> _RECORDED DATA_
──────────────────────────────

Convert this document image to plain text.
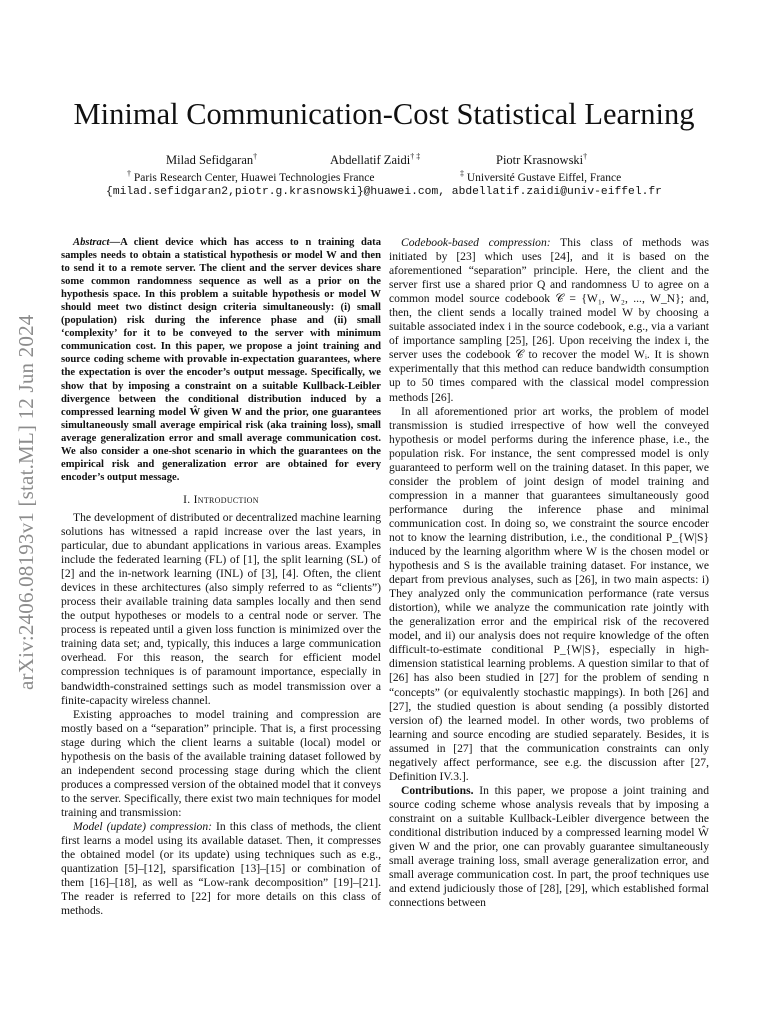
arXiv:2406.08193v1 [stat.ML] 12 Jun 2024
Minimal Communication-Cost Statistical Learning
Milad Sefidgaran†	Abdellatif Zaidi† ‡	Piotr Krasnowski†
† Paris Research Center, Huawei Technologies France	‡ Université Gustave Eiffel, France
{milad.sefidgaran2,piotr.g.krasnowski}@huawei.com, abdellatif.zaidi@univ-eiffel.fr

Abstract—A client device which has access to n training data samples needs to obtain a statistical hypothesis or model W and then to send it to a remote server. The client and the server devices share some common randomness sequence as well as a prior on the hypothesis space. In this problem a suitable hypothesis or model W should meet two distinct design criteria simultaneously: (i) small (population) risk during the inference phase and (ii) small ‘complexity’ for it to be conveyed to the server with minimum communication cost. In this paper, we propose a joint training and source coding scheme with provable in-expectation guarantees, where the expectation is over the encoder’s output message. Specifically, we show that by imposing a constraint on a suitable Kullback-Leibler divergence between the conditional distribution induced by a compressed learning model Ŵ given W and the prior, one guarantees simultaneously small average empirical risk (aka training loss), small average generalization error and small average communication cost. We also consider a one-shot scenario in which the guarantees on the empirical risk and generalization error are obtained for every encoder’s output message.

I. Introduction

The development of distributed or decentralized machine learning solutions has witnessed a rapid increase over the last years, in particular, due to abundant applications in various areas. Examples include the federated learning (FL) of [1], the split learning (SL) of [2] and the in-network learning (INL) of [3], [4]. Often, the client devices in these architectures (also simply referred to as “clients”) process their available training data samples locally and then send the output hypotheses or models to a central node or server. The process is repeated until a given loss function is minimized over the training data set; and, typically, this induces a large communication overhead. For this reason, the search for efficient model compression techniques is of paramount importance, especially in bandwidth-constrained settings such as model transmission over a finite-capacity wireless channel.

Existing approaches to model training and compression are mostly based on a “separation” principle. That is, a first processing stage during which the client learns a suitable (local) model or hypothesis on the basis of the available training dataset followed by an independent second processing stage during which the client produces a compressed version of the obtained model that it conveys to the server. Specifically, there exist two main techniques for model training and transmission:

Model (update) compression: In this class of methods, the client first learns a model using its available dataset. Then, it compresses the obtained model (or its update) using techniques such as e.g., quantization [5]–[12], sparsification [13]–[15] or combination of them [16]–[18], as well as “Low-rank decomposition” [19]–[21]. The reader is referred to [22] for more details on this class of methods.

Codebook-based compression: This class of methods was initiated by [23] which uses [24], and it is based on the aforementioned “separation” principle. Here, the client and the server first use a shared prior Q and randomness U to agree on a common model source codebook 𝒞 = {W₁, W₂, ..., W_N}; and, then, the client sends a locally trained model W by choosing a suitable associated index i in the source codebook, e.g., via a variant of importance sampling [25], [26]. Upon receiving the index i, the server uses the codebook 𝒞 to recover the model Wᵢ. It is shown experimentally that this method can reduce bandwidth consumption up to 50 times compared with the classical model compression methods [26].

In all aforementioned prior art works, the problem of model transmission is studied irrespective of how well the conveyed hypothesis or model performs during the inference phase, i.e., the population risk. For instance, the sent compressed model is only guaranteed to perform well on the training dataset. In this paper, we consider the problem of joint design of model training and compression in a manner that guarantees simultaneously good performance during the inference phase and minimal communication cost. In doing so, we constraint the source encoder not to know the learning distribution, i.e., the conditional P_{W|S} induced by the learning algorithm where W is the chosen model or hypothesis and S is the available training dataset. For instance, we depart from previous analyses, such as [26], in two main aspects: i) They analyzed only the communication performance (rate versus distortion), while we analyze the communication rate jointly with the generalization error and the empirical risk of the recovered model, and ii) our analysis does not require knowledge of the often difficult-to-estimate conditional P_{W|S}, especially in high-dimension statistical learning problems. A question similar to that of [26] has also been studied in [27] for the problem of sending n “concepts” (or equivalently stochastic mappings). In both [26] and [27], the studied question is about sending (a possibly distorted version of) the learned model. In other words, two problems of learning and source encoding are studied separately. Besides, it is assumed in [27] that the communication constraints can only negatively affect performance, see e.g. the discussion after [27, Definition IV.3.].

Contributions. In this paper, we propose a joint training and source coding scheme whose analysis reveals that by imposing a constraint on a suitable Kullback-Leibler divergence between the conditional distribution induced by a compressed learning model Ŵ given W and the prior, one can provably guarantee simultaneously small average training loss, small average generalization error, and small average communication cost. In part, the proof techniques use and extend judiciously those of [28], [29], which established formal connections between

──────────────────────────────

> _SET PROBLEM_
In the records, locate each line holding the string "principle" and copy it.

> _EXERCISE OUTPUT_
Existing approaches to model training and compression are mostly based on a “separation” principle. That is, a first processing stage during which the client learns a suitable (local) model or hypothesis on the basis of the available training dataset followed by an independent second processing stage during which the client produces a compressed version of the obtained model that it conveys to the server. Specifically, there exist two main techniques for model training and transmission:
Codebook-based compression: This class of methods was initiated by [23] which uses [24], and it is based on the aforementioned “separation” principle. Here, the client and the server first use a shared prior Q and randomness U to agree on a common model source codebook 𝒞 = {W₁, W₂, ..., W_N}; and, then, the client sends a locally trained model W by choosing a suitable associated index i in the source codebook, e.g., via a variant of importance sampling [25], [26]. Upon receiving the index i, the server uses the codebook 𝒞 to recover the model Wᵢ. It is shown experimentally that this method can reduce bandwidth consumption up to 50 times compared with the classical model compression methods [26].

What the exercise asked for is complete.